Request ::
Extract each line of the data and write it out again exactly.

Supplied records ::
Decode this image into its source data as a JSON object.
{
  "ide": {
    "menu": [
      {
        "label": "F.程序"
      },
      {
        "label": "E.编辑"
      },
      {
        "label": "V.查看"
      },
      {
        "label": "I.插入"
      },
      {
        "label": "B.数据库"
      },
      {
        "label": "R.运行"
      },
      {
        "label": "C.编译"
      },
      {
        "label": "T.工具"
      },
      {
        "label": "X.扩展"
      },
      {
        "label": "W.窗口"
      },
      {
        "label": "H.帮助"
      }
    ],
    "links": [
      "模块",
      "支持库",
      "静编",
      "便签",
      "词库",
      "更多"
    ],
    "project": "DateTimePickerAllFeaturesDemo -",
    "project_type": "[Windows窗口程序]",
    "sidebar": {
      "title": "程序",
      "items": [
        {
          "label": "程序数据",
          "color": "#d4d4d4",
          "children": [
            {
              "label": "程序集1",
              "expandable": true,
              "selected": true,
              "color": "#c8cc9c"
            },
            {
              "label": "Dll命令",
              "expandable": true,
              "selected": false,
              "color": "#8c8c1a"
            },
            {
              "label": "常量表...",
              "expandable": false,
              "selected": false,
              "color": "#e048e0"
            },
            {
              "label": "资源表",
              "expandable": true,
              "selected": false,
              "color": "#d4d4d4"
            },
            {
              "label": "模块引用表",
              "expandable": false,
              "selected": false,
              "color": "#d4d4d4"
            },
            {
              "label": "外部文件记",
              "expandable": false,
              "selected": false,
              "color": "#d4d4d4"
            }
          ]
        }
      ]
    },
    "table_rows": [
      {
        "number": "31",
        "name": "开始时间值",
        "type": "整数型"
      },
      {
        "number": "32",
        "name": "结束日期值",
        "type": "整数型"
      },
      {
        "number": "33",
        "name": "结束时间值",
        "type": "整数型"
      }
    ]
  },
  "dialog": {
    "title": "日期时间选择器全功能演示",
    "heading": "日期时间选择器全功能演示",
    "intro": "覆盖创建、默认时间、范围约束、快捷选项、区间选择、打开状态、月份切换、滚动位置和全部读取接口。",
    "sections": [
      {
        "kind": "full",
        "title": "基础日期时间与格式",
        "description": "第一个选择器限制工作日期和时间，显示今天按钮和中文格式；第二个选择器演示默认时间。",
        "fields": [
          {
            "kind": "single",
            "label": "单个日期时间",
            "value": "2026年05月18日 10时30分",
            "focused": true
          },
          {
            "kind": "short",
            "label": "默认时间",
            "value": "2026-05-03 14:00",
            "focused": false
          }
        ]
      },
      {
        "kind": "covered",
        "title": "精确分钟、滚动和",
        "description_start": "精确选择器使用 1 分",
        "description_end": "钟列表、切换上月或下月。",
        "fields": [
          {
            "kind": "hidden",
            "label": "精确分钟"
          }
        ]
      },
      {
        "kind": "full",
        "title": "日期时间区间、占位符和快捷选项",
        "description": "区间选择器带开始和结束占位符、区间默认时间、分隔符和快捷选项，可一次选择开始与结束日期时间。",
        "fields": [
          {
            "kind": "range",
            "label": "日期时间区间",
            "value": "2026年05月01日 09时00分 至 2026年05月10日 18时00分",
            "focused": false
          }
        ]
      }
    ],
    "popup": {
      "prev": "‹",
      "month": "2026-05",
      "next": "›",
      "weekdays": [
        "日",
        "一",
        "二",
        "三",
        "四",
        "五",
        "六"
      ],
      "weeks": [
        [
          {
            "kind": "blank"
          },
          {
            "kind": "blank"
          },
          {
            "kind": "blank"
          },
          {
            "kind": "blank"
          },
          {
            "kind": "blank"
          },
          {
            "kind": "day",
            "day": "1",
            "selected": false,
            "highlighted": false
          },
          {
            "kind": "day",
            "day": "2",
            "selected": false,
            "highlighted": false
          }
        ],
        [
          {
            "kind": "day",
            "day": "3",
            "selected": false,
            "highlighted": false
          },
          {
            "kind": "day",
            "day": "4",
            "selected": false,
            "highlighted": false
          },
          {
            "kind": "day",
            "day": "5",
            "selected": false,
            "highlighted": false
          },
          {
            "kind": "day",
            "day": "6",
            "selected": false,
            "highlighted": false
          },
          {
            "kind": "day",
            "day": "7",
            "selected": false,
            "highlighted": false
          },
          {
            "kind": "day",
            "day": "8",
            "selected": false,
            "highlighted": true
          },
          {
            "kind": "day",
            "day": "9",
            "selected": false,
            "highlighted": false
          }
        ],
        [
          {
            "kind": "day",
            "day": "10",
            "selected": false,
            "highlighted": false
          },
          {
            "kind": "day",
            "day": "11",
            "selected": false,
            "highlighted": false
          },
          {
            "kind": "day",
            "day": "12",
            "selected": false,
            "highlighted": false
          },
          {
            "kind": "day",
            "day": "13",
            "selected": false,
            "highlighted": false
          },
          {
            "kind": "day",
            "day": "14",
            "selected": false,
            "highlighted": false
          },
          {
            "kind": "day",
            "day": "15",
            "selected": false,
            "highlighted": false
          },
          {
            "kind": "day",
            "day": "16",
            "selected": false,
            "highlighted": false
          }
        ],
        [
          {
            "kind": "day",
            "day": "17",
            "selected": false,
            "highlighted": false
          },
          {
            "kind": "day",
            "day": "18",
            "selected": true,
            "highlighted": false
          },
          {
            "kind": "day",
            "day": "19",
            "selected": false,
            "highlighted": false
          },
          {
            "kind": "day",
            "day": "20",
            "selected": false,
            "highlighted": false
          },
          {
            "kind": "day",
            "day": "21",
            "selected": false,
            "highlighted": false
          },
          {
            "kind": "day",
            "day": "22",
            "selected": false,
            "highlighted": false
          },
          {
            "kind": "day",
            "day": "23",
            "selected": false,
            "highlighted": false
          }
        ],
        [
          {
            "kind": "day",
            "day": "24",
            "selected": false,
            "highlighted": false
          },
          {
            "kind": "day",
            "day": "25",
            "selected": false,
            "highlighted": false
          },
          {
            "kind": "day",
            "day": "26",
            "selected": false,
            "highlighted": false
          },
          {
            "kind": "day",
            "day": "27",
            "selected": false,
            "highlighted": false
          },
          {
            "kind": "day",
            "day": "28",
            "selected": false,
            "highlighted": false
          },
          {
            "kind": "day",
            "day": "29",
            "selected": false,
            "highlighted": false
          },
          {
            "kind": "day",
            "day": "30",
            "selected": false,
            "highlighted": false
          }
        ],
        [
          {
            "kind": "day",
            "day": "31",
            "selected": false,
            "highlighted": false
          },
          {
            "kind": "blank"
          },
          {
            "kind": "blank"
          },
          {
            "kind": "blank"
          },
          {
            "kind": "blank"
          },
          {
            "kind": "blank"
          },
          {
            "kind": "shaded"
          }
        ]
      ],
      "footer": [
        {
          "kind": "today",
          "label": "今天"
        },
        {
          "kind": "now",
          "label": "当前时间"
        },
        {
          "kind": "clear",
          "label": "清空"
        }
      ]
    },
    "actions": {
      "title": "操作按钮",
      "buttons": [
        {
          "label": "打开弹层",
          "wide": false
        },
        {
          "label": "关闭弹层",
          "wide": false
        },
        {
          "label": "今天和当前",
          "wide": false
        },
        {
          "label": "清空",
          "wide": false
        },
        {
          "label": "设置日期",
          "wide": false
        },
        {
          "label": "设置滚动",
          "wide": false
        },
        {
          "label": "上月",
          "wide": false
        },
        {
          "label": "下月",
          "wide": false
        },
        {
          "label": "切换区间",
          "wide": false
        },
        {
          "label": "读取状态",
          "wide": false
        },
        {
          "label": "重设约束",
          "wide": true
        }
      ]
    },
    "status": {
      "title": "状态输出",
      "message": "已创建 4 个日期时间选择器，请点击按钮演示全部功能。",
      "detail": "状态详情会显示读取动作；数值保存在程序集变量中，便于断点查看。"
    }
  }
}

Completed exercise ::
Decode this image into its source data as a JSON object.
{
  "ide": {
    "menu": [
      {
        "label": "F.程序"
      },
      {
        "label": "E.编辑"
      },
      {
        "label": "V.查看"
      },
      {
        "label": "I.插入"
      },
      {
        "label": "B.数据库"
      },
      {
        "label": "R.运行"
      },
      {
        "label": "C.编译"
      },
      {
        "label": "T.工具"
      },
      {
        "label": "X.扩展"
      },
      {
        "label": "W.窗口"
      },
      {
        "label": "H.帮助"
      }
    ],
    "links": [
      "模块",
      "支持库",
      "静编",
      "便签",
      "词库",
      "更多"
    ],
    "project": "DateTimePickerAllFeaturesDemo -",
    "project_type": "[Windows窗口程序]",
    "sidebar": {
      "title": "程序",
      "items": [
        {
          "label": "程序数据",
          "color": "#d4d4d4",
          "children": [
            {
              "label": "程序集1",
              "expandable": true,
              "selected": true,
              "color": "#c8cc9c"
            },
            {
              "label": "Dll命令",
              "expandable": true,
              "selected": false,
              "color": "#8c8c1a"
            },
            {
              "label": "常量表...",
              "expandable": false,
              "selected": false,
              "color": "#e048e0"
            },
            {
              "label": "资源表",
              "expandable": true,
              "selected": false,
              "color": "#d4d4d4"
            },
            {
              "label": "模块引用表",
              "expandable": false,
              "selected": false,
              "color": "#d4d4d4"
            },
            {
              "label": "外部文件记",
              "expandable": false,
              "selected": false,
              "color": "#d4d4d4"
            }
          ]
        }
      ]
    },
    "table_rows": [
      {
        "number": "31",
        "name": "开始时间值",
        "type": "整数型"
      },
      {
        "number": "32",
        "name": "结束日期值",
        "type": "整数型"
      },
      {
        "number": "33",
        "name": "结束时间值",
        "type": "整数型"
      }
    ]
  },
  "dialog": {
    "title": "日期时间选择器全功能演示",
    "heading": "日期时间选择器全功能演示",
    "intro": "覆盖创建、默认时间、范围约束、快捷选项、区间选择、打开状态、月份切换、滚动位置和全部读取接口。",
    "sections": [
      {
        "kind": "full",
        "title": "基础日期时间与格式",
        "description": "第一个选择器限制工作日期和时间，显示今天按钮和中文格式；第二个选择器演示默认时间。",
        "fields": [
          {
            "kind": "single",
            "label": "单个日期时间",
            "value": "2026年05月18日 10时30分",
            "focused": true
          },
          {
            "kind": "short",
            "label": "默认时间",
            "value": "2026-05-03 14:00",
            "focused": false
          }
        ]
      },
      {
        "kind": "covered",
        "title": "精确分钟、滚动和",
        "description_start": "精确选择器使用 1 分",
        "description_end": "钟列表、切换上月或下月。",
        "fields": [
          {
            "kind": "hidden",
            "label": "精确分钟"
          }
        ]
      },
      {
        "kind": "full",
        "title": "日期时间区间、占位符和快捷选项",
        "description": "区间选择器带开始和结束占位符、区间默认时间、分隔符和快捷选项，可一次选择开始与结束日期时间。",
        "fields": [
          {
            "kind": "range",
            "label": "日期时间区间",
            "value": "2026年05月01日 09时00分 至 2026年05月10日 18时00分",
            "focused": false
          }
        ]
      }
    ],
    "popup": {
      "prev": "‹",
      "month": "2026-05",
      "next": "›",
      "weekdays": [
        "日",
        "一",
        "二",
        "三",
        "四",
        "五",
        "六"
      ],
      "weeks": [
        [
          {
            "kind": "blank"
          },
          {
            "kind": "blank"
          },
          {
            "kind": "blank"
          },
          {
            "kind": "blank"
          },
          {
            "kind": "blank"
          },
          {
            "kind": "day",
            "day": "1",
            "selected": false,
            "highlighted": false
          },
          {
            "kind": "day",
            "day": "2",
            "selected": false,
            "highlighted": false
          }
        ],
        [
          {
            "kind": "day",
            "day": "3",
            "selected": false,
            "highlighted": false
          },
          {
            "kind": "day",
            "day": "4",
            "selected": false,
            "highlighted": false
          },
          {
            "kind": "day",
            "day": "5",
            "selected": false,
            "highlighted": false
          },
          {
            "kind": "day",
            "day": "6",
            "selected": false,
            "highlighted": false
          },
          {
            "kind": "day",
            "day": "7",
            "selected": false,
            "highlighted": false
          },
          {
            "kind": "day",
            "day": "8",
            "selected": false,
            "highlighted": true
          },
          {
            "kind": "day",
            "day": "9",
            "selected": false,
            "highlighted": false
          }
        ],
        [
          {
            "kind": "day",
            "day": "10",
            "selected": false,
            "highlighted": false
          },
          {
            "kind": "day",
            "day": "11",
            "selected": false,
            "highlighted": false
          },
          {
            "kind": "day",
            "day": "12",
            "selected": false,
            "highlighted": false
          },
          {
            "kind": "day",
            "day": "13",
            "selected": false,
            "highlighted": false
          },
          {
            "kind": "day",
            "day": "14",
            "selected": false,
            "highlighted": false
          },
          {
            "kind": "day",
            "day": "15",
            "selected": false,
            "highlighted": false
          },
          {
            "kind": "day",
            "day": "16",
            "selected": false,
            "highlighted": false
          }
        ],
        [
          {
            "kind": "day",
            "day": "17",
            "selected": false,
            "highlighted": false
          },
          {
            "kind": "day",
            "day": "18",
            "selected": true,
            "highlighted": false
          },
          {
            "kind": "day",
            "day": "19",
            "selected": false,
            "highlighted": false
          },
          {
            "kind": "day",
            "day": "20",
            "selected": false,
            "highlighted": false
          },
          {
            "kind": "day",
            "day": "21",
            "selected": false,
            "highlighted": false
          },
          {
            "kind": "day",
            "day": "22",
            "selected": false,
            "highlighted": false
          },
          {
            "kind": "day",
            "day": "23",
            "selected": false,
            "highlighted": false
          }
        ],
        [
          {
            "kind": "day",
            "day": "24",
            "selected": false,
            "highlighted": false
          },
          {
            "kind": "day",
            "day": "25",
            "selected": false,
            "highlighted": false
          },
          {
            "kind": "day",
            "day": "26",
            "selected": false,
            "highlighted": false
          },
          {
            "kind": "day",
            "day": "27",
            "selected": false,
            "highlighted": false
          },
          {
            "kind": "day",
            "day": "28",
            "selected": false,
            "highlighted": false
          },
          {
            "kind": "day",
            "day": "29",
            "selected": false,
            "highlighted": false
          },
          {
            "kind": "day",
            "day": "30",
            "selected": false,
            "highlighted": false
          }
        ],
        [
          {
            "kind": "day",
            "day": "31",
            "selected": false,
            "highlighted": false
          },
          {
            "kind": "blank"
          },
          {
            "kind": "blank"
          },
          {
            "kind": "blank"
          },
          {
            "kind": "blank"
          },
          {
            "kind": "blank"
          },
          {
            "kind": "shaded"
          }
        ]
      ],
      "footer": [
        {
          "kind": "today",
          "label": "今天"
        },
        {
          "kind": "now",
          "label": "当前时间"
        },
        {
          "kind": "clear",
          "label": "清空"
        }
      ]
    },
    "actions": {
      "title": "操作按钮",
      "buttons": [
        {
          "label": "打开弹层",
          "wide": false
        },
        {
          "label": "关闭弹层",
          "wide": false
        },
        {
          "label": "今天和当前",
          "wide": false
        },
        {
          "label": "清空",
          "wide": false
        },
        {
          "label": "设置日期",
          "wide": false
        },
        {
          "label": "设置滚动",
          "wide": false
        },
        {
          "label": "上月",
          "wide": false
        },
        {
          "label": "下月",
          "wide": false
        },
        {
          "label": "切换区间",
          "wide": false
        },
        {
          "label": "读取状态",
          "wide": false
        },
        {
          "label": "重设约束",
          "wide": true
        }
      ]
    },
    "status": {
      "title": "状态输出",
      "message": "已创建 4 个日期时间选择器，请点击按钮演示全部功能。",
      "detail": "状态详情会显示读取动作；数值保存在程序集变量中，便于断点查看。"
    }
  }
}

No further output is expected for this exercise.